* [Excerpt to read]:

Tuesday, January 3, 2012

Will Disclosure Docs Help Under First-to-File?

Dear Rich: Once the change is made to “First Inventor to File” under the America Invents Act, will the USPTO still accept filings of invention disclosure documents, as these would still be relevant and useful in derivation proceedings? Hey, welcome back everybody. It's 2012 and we're starting our fifth year of helping creative types answer pressing intellectual property questions. Sure, we never get selected for any "Best of" blog lists, and our Google Analytics are embarrassing, but hey, that's what happens when you're down in the trenches answering questions about Disney princess costumes, Miami Heat logos, and the copyrightability of reuben sandwich recipes. We're not sure how many zillions in dollars we've saved our readers in legal fees (or if we've actually saved anybody any money). But the important thing is that we think we're doing something worthwhile and so we continue on, paving a course that's punctuated by moments of unobscured clarity and unsuspected profundity. Did we say, "Welcome Back?"
Right, you had a question. Yes, disclosure documents might be helpful in the soon-to-come "derivation hearings" -- a process whereby the true creator of an invention is determined. However, if you are referring to the government's official Disclosure Document Program, that's been discontinued and so would not be available when first-to-file (and derivation hearings) kicks in on March 16, 2013. Patent it Yourself author David Pressman agrees with you that a record of conception and testing will be vital in a derivation proceeding, but in the absence of disclosure document filings, inventors will have to keep their own records. By the way, we've posted a series of articles on invention ownership issues at our Patents and Business site.

* [Data provided]:
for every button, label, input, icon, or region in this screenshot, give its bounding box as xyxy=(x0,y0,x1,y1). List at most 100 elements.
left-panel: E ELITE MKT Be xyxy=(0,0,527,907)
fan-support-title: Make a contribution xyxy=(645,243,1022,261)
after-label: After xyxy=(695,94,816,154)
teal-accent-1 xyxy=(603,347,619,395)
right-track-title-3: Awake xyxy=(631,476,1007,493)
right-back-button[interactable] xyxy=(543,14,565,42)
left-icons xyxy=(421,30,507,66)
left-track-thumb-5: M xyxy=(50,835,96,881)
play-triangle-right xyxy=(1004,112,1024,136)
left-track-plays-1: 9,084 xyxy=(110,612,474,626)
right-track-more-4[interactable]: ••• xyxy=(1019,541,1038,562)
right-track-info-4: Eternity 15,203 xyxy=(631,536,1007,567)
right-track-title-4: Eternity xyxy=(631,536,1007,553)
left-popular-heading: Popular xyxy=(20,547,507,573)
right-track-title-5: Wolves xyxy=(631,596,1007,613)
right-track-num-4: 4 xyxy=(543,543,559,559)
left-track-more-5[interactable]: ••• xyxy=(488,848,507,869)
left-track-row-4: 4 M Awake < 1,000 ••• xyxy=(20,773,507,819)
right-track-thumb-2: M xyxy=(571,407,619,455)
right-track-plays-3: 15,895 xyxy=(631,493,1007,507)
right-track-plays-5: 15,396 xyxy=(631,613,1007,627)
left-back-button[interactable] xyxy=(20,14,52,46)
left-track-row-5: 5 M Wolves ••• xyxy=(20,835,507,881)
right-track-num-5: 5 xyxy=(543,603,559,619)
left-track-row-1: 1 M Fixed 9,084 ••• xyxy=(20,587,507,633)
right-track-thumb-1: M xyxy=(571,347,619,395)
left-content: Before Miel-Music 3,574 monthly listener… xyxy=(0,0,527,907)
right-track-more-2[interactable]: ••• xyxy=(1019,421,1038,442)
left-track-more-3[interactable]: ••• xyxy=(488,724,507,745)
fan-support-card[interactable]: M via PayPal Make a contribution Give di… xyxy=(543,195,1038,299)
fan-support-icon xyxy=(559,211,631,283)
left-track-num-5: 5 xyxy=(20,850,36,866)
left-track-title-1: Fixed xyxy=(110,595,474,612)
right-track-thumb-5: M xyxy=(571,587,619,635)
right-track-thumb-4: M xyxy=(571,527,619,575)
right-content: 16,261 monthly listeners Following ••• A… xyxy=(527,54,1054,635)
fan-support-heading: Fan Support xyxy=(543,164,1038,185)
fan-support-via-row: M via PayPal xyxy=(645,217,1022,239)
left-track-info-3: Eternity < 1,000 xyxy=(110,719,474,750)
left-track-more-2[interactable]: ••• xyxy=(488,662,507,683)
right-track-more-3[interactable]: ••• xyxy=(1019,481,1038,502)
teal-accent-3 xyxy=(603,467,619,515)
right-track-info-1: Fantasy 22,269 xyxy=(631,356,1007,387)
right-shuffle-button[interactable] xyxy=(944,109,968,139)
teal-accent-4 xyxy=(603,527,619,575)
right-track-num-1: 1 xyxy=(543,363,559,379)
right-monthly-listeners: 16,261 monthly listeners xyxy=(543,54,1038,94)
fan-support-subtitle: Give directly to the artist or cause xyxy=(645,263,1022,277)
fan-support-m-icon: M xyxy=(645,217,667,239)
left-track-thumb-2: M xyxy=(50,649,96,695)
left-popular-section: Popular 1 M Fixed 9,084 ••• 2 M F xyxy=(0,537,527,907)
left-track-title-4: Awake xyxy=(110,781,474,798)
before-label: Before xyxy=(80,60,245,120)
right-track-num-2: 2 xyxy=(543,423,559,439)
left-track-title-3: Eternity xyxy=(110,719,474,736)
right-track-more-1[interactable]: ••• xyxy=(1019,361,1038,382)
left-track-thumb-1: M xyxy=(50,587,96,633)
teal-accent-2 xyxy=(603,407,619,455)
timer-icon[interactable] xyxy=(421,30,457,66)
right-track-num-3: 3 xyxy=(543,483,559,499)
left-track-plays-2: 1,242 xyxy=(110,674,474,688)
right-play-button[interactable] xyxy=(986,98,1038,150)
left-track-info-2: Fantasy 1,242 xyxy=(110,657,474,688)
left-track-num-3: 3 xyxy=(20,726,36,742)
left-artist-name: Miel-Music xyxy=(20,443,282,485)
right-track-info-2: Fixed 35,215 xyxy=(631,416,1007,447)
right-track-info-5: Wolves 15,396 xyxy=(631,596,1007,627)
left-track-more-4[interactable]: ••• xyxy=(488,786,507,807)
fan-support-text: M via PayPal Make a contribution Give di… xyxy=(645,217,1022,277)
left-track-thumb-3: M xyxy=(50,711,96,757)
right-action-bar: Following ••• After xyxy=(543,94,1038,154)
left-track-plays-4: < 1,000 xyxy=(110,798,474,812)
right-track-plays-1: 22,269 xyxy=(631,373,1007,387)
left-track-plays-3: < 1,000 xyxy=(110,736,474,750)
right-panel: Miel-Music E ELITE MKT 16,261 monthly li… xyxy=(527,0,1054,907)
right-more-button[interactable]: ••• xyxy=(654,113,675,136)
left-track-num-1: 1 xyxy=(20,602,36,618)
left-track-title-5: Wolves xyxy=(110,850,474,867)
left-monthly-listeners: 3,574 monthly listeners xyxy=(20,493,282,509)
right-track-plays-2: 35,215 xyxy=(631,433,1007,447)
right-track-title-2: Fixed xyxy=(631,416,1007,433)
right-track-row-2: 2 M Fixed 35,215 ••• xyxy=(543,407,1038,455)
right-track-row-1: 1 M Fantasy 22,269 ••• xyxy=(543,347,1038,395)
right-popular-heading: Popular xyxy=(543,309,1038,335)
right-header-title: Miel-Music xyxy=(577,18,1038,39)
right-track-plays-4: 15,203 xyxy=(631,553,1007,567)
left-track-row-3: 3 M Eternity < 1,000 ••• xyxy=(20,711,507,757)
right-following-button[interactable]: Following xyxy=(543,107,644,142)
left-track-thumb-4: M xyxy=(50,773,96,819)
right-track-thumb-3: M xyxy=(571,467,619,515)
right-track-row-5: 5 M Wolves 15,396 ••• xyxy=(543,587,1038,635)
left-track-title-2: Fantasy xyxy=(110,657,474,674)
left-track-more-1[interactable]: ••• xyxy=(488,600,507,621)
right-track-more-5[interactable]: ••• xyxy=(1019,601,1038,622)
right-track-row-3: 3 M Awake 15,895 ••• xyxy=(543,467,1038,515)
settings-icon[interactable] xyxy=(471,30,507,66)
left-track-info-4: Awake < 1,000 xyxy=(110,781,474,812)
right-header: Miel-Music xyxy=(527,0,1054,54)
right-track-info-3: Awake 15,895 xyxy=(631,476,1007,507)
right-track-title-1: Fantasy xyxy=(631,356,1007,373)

* [What you have to do]:
Please list every example the blog post on disclosure documents gives of subjects the blog has answered questions about.

* [Task result]:
- Disney princess costumes
- Miami Heat logos
- the copyrightability of reuben sandwich recipes